**Short problem:** Using the listing below, select the lines with the word "stem" and copy them.

— Start of Task inputs —

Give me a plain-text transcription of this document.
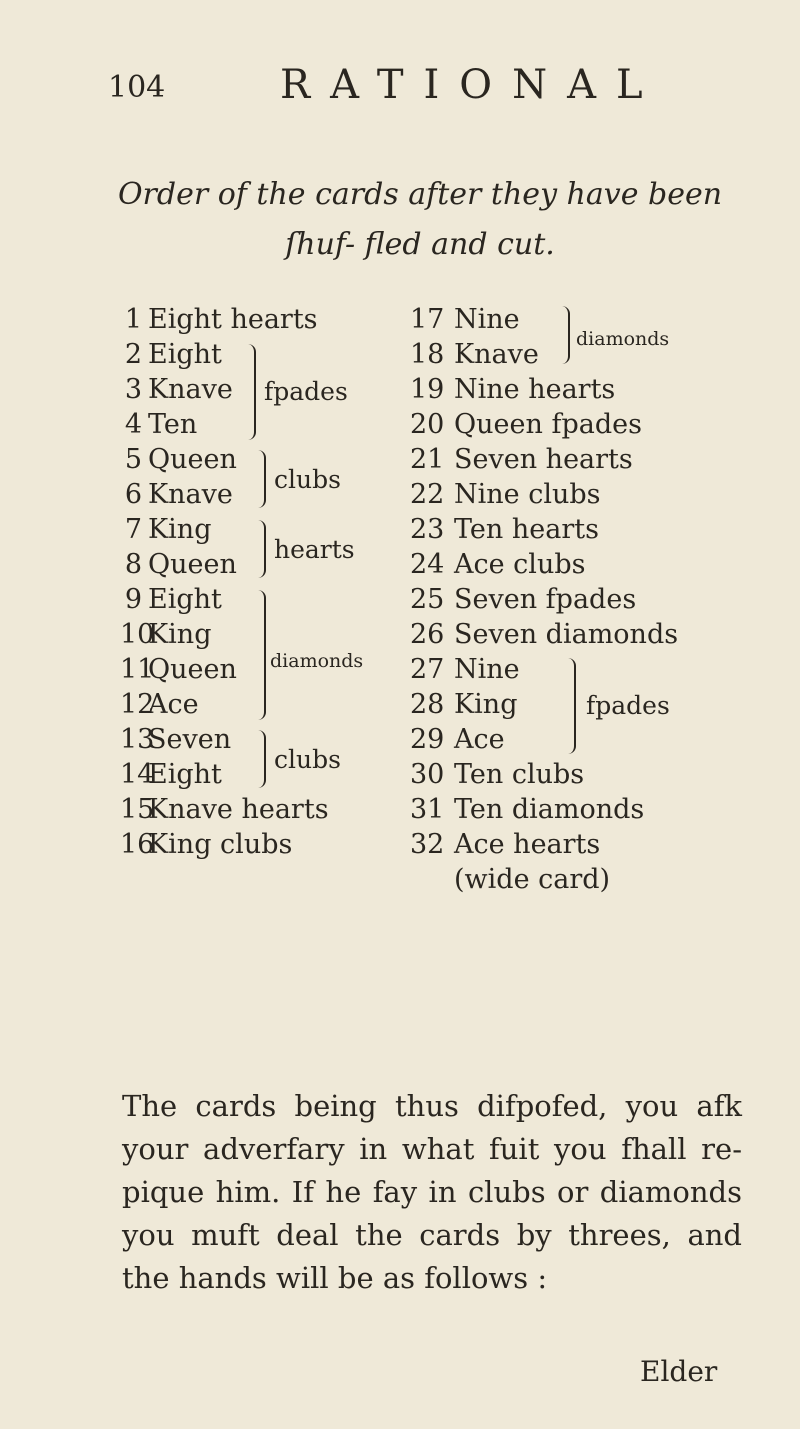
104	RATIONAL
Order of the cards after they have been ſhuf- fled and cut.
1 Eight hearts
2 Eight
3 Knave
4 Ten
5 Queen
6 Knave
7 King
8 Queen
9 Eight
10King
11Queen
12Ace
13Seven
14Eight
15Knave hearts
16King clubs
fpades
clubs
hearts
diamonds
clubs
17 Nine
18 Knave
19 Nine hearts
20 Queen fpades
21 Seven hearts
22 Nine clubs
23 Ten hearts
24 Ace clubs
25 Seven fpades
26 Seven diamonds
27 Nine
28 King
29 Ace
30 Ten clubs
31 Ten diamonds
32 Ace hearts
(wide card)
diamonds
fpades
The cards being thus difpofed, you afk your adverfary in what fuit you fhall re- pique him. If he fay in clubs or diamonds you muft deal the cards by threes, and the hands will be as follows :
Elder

— End of Task inputs —
— Start of Task inputs —

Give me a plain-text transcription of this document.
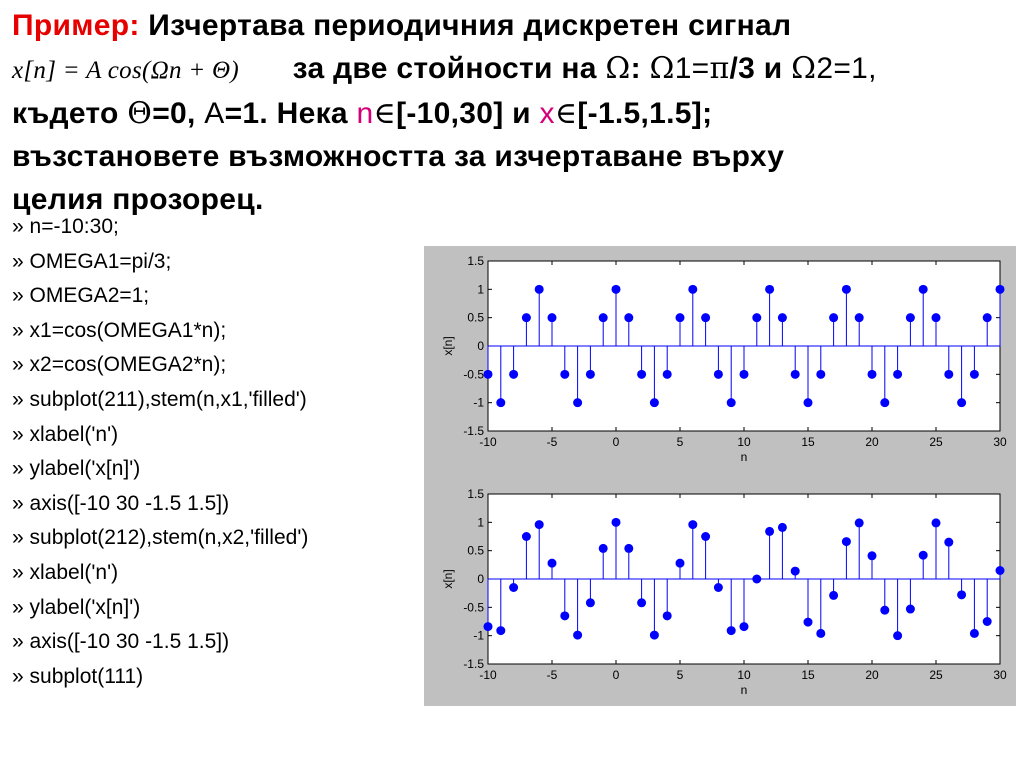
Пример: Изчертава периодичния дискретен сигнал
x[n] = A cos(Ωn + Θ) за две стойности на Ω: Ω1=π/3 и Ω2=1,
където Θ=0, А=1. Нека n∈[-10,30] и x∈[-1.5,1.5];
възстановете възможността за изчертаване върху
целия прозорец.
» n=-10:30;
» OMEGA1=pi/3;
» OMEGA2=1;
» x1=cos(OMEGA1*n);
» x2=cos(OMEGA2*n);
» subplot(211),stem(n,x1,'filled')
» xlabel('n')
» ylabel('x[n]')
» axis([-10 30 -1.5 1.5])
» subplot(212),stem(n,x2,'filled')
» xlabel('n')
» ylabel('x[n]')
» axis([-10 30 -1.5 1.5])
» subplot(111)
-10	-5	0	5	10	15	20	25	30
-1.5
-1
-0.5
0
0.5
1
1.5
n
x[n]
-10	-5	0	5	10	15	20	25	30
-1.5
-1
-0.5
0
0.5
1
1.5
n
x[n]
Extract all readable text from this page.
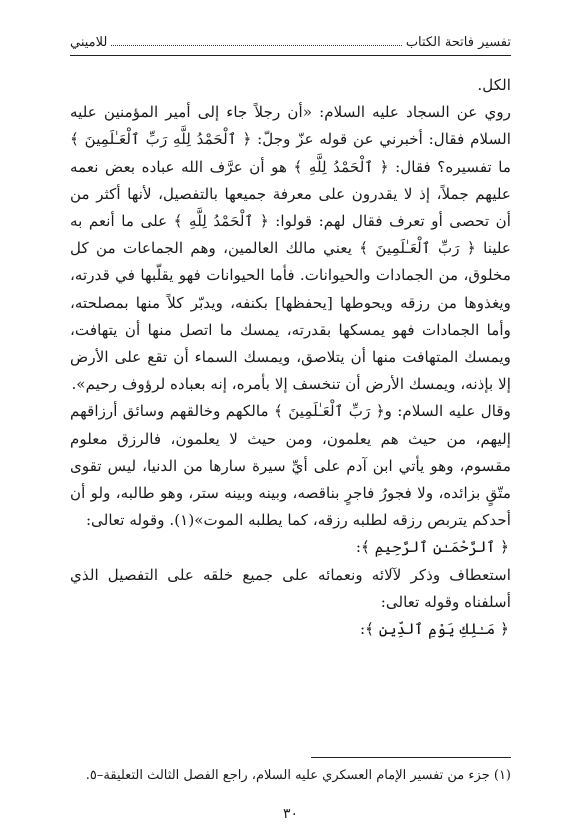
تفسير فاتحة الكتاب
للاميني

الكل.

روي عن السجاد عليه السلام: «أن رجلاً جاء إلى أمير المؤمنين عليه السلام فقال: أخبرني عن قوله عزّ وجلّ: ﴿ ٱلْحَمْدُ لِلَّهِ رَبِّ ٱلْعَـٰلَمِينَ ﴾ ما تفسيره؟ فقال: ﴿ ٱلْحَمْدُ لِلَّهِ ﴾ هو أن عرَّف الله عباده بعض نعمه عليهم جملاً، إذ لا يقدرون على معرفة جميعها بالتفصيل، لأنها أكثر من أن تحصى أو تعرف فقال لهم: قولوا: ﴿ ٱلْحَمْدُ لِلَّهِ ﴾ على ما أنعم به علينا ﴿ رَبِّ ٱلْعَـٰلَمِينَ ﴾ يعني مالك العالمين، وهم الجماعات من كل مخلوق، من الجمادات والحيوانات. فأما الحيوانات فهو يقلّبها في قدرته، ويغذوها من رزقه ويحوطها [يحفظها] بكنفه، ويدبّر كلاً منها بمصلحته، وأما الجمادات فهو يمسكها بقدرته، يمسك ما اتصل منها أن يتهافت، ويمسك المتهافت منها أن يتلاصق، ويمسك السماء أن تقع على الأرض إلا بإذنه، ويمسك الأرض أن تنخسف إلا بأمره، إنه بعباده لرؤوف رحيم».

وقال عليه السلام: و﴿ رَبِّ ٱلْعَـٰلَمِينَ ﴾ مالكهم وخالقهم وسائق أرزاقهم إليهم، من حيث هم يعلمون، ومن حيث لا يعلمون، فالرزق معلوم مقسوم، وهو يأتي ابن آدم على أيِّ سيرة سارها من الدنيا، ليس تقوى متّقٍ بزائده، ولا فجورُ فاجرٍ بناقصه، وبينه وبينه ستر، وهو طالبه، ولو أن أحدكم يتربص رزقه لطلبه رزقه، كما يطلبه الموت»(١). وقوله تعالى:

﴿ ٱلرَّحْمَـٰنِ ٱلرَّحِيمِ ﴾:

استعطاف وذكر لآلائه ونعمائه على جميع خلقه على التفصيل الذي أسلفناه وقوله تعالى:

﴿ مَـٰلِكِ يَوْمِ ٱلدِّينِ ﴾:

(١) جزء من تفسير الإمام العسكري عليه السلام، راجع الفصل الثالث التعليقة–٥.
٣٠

— End of Task inputs —

**Written solution:**
» subplot(211),stem(n,x1,'filled')
» subplot(212),stem(n,x2,'filled')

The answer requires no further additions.